● **DIRECTIONS FOR THIS TASK**
Collect each line of the entries that holds the string "JSON".

● **RECORD LIST**
########

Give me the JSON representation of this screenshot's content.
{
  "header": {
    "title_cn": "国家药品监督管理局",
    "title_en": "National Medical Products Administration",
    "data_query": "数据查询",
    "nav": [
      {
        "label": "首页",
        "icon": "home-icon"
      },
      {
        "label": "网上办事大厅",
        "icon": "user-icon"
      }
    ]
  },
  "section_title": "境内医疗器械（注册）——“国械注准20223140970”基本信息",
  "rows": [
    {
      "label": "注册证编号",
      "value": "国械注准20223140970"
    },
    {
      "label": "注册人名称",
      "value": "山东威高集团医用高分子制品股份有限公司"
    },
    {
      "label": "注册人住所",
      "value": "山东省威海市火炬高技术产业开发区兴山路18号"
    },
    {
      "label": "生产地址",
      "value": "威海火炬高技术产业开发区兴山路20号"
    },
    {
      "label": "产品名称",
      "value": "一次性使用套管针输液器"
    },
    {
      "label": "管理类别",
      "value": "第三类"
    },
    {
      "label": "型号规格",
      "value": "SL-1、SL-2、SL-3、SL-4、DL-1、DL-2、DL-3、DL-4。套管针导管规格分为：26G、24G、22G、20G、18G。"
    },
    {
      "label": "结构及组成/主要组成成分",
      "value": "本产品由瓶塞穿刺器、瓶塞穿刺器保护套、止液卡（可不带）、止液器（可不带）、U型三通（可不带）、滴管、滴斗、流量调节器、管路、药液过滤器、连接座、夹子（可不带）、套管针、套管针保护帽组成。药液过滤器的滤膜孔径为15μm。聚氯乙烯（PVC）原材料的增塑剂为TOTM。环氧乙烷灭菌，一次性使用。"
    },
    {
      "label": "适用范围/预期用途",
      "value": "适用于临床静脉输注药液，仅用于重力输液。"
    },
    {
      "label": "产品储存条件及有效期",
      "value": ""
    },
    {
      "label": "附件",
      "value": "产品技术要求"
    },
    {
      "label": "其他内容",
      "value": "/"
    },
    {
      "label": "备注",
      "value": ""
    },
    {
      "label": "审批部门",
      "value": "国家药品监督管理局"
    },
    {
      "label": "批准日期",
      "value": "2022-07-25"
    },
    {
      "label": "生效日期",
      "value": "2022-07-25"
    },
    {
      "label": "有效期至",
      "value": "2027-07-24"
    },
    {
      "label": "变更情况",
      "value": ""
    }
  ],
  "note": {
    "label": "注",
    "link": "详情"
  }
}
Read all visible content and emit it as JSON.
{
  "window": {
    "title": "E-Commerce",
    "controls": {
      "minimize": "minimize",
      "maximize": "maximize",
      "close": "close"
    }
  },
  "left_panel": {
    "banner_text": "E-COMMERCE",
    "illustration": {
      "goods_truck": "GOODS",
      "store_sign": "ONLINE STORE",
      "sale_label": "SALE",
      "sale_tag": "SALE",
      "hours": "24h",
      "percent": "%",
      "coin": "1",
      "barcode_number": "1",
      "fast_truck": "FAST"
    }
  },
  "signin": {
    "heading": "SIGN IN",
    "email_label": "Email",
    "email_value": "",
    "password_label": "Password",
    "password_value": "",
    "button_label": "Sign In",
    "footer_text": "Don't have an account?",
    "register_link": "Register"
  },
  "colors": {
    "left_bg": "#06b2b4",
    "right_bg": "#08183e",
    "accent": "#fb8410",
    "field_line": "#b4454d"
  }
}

########

● **ANSWER BELOW**
Give me the JSON representation of this screenshot's content.
Read all visible content and emit it as JSON.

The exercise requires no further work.